▶ **Task brief**:
Select from the records below every line that has the word "Overtightened" in it.
####
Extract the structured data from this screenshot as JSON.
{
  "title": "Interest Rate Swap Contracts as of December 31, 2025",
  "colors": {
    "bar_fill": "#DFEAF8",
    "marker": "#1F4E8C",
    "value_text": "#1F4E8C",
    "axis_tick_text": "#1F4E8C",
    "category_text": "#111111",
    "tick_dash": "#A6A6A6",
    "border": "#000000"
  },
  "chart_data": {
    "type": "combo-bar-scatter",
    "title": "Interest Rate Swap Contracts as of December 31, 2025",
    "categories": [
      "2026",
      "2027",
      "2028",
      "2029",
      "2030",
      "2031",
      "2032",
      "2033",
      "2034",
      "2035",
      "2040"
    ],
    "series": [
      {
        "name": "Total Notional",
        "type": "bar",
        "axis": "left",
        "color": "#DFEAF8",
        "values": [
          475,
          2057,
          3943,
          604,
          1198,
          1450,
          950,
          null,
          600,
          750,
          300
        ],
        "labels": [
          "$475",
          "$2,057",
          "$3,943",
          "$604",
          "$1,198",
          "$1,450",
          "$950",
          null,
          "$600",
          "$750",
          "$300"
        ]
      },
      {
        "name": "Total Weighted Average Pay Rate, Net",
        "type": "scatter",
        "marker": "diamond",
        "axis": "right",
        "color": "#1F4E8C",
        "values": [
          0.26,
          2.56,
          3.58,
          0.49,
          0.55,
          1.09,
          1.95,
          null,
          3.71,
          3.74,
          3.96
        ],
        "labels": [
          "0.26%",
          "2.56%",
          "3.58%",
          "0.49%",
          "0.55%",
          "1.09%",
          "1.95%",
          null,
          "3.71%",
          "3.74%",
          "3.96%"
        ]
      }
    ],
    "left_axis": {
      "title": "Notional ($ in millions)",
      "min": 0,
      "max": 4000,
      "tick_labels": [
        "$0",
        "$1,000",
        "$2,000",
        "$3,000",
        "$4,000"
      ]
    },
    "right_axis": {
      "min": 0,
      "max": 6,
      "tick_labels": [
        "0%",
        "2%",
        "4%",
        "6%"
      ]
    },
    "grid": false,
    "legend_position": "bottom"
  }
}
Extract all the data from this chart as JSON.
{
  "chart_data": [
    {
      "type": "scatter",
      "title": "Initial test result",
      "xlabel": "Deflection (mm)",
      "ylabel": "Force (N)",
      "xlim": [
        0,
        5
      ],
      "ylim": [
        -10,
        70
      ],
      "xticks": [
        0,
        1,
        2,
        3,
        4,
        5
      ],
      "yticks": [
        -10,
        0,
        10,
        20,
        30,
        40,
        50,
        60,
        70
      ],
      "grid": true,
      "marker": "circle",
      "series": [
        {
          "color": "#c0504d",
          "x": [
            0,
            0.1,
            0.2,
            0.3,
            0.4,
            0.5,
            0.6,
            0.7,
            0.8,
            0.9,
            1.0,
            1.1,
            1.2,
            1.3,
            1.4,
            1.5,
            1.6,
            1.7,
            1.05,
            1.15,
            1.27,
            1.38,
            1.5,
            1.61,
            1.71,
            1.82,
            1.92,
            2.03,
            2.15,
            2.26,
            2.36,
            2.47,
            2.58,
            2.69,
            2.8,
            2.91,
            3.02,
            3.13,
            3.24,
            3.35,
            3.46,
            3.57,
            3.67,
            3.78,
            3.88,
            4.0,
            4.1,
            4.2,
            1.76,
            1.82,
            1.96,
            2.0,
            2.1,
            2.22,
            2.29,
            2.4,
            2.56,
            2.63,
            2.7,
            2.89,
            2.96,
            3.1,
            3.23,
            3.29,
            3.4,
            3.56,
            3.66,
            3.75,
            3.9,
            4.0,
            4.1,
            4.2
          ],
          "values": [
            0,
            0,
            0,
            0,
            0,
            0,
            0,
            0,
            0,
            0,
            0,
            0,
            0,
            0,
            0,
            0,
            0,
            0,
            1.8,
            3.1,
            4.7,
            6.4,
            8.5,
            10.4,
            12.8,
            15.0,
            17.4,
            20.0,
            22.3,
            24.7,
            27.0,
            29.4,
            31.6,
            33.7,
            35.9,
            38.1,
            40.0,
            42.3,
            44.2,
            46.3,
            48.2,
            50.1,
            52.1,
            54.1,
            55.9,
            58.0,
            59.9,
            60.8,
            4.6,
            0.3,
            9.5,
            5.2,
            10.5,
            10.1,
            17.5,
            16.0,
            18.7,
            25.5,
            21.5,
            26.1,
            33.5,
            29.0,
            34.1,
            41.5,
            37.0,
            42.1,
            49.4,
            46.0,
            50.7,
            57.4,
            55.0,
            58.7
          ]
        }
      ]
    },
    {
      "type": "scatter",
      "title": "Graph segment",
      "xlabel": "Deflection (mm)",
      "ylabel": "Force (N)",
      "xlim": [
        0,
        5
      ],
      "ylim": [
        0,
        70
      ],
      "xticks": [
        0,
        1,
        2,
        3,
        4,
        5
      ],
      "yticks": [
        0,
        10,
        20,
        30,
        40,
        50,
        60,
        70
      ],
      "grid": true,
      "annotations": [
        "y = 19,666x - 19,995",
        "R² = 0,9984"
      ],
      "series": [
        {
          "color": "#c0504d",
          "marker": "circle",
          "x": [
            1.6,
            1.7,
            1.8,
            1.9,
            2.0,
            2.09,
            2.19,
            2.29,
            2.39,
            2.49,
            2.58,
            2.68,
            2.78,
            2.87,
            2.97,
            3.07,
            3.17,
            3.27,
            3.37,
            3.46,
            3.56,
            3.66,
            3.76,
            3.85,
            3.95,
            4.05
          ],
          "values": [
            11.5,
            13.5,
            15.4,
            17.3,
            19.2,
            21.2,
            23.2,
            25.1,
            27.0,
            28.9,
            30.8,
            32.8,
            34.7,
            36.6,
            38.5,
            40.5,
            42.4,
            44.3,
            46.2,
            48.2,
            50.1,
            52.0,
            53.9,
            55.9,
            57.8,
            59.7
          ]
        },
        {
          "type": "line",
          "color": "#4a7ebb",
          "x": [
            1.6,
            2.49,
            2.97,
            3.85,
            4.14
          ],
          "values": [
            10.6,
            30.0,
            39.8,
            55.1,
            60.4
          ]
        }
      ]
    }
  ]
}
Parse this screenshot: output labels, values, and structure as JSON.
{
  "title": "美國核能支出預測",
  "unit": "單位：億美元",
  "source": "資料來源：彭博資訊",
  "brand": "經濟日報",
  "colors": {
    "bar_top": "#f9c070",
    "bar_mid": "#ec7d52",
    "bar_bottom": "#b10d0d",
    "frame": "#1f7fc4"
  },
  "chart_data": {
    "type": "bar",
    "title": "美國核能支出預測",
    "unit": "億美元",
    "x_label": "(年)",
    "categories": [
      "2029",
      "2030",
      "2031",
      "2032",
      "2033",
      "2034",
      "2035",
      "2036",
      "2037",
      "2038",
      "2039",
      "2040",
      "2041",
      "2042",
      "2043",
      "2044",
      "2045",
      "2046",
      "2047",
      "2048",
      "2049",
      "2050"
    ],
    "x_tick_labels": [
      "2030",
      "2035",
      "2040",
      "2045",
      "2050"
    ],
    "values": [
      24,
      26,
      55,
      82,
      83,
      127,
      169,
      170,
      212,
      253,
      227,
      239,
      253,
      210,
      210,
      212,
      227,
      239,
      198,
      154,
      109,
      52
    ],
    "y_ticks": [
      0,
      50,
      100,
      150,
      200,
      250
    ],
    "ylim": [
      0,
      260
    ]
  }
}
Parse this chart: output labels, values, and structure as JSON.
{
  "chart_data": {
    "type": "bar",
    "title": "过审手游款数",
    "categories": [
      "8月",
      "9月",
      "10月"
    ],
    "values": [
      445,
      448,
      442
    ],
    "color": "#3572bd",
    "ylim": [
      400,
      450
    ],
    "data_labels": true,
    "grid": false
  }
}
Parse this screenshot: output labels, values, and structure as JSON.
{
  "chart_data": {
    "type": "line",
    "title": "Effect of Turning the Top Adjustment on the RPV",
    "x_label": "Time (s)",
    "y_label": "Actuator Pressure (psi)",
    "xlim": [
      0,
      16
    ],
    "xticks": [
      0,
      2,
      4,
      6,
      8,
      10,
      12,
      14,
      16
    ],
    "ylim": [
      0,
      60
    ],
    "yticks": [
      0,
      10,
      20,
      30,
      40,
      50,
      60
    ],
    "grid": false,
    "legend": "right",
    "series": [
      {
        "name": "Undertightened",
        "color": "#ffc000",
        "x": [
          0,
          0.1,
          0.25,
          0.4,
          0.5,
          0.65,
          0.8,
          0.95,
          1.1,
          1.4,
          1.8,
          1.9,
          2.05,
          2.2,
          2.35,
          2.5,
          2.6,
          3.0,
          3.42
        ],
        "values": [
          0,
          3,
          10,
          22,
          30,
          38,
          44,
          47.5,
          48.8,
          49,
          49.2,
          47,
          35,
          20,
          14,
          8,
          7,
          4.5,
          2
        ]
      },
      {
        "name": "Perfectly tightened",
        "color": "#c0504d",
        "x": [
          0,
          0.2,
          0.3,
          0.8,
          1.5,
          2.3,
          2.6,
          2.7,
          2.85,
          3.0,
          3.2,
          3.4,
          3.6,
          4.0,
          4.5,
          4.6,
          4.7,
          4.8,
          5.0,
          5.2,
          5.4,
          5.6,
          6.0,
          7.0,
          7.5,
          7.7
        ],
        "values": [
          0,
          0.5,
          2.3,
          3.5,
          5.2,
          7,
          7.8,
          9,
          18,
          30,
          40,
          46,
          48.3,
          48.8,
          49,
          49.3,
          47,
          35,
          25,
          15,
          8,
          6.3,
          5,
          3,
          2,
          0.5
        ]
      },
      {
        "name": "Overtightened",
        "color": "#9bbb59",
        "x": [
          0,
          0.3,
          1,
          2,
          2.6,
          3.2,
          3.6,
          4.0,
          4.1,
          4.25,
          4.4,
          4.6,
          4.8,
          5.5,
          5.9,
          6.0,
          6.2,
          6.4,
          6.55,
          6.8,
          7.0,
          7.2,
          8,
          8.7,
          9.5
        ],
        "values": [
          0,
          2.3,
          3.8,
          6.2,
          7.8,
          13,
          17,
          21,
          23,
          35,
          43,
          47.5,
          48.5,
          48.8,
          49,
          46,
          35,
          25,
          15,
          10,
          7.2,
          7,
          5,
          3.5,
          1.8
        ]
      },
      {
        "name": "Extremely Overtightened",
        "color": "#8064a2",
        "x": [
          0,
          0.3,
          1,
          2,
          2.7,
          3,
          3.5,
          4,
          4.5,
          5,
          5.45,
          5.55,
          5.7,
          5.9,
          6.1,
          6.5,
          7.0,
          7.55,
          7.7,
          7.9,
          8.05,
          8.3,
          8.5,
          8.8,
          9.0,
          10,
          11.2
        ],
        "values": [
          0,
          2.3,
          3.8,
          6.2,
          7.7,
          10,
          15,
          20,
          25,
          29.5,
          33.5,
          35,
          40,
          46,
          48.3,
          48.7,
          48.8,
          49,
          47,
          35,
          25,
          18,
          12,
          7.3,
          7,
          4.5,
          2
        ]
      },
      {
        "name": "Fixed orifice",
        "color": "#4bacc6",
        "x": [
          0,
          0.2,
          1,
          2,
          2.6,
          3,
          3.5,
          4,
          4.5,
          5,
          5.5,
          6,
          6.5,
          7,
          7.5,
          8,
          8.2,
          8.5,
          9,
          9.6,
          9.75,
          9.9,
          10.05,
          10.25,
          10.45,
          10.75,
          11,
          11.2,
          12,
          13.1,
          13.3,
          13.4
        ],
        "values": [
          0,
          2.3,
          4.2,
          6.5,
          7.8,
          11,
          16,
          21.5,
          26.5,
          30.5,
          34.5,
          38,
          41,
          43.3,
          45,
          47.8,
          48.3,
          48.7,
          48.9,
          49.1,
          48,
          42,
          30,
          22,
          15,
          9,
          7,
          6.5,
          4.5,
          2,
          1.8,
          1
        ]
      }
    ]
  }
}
####
▶ **Answer for this exercise**:
        "name": "Overtightened",
        "name": "Extremely Overtightened",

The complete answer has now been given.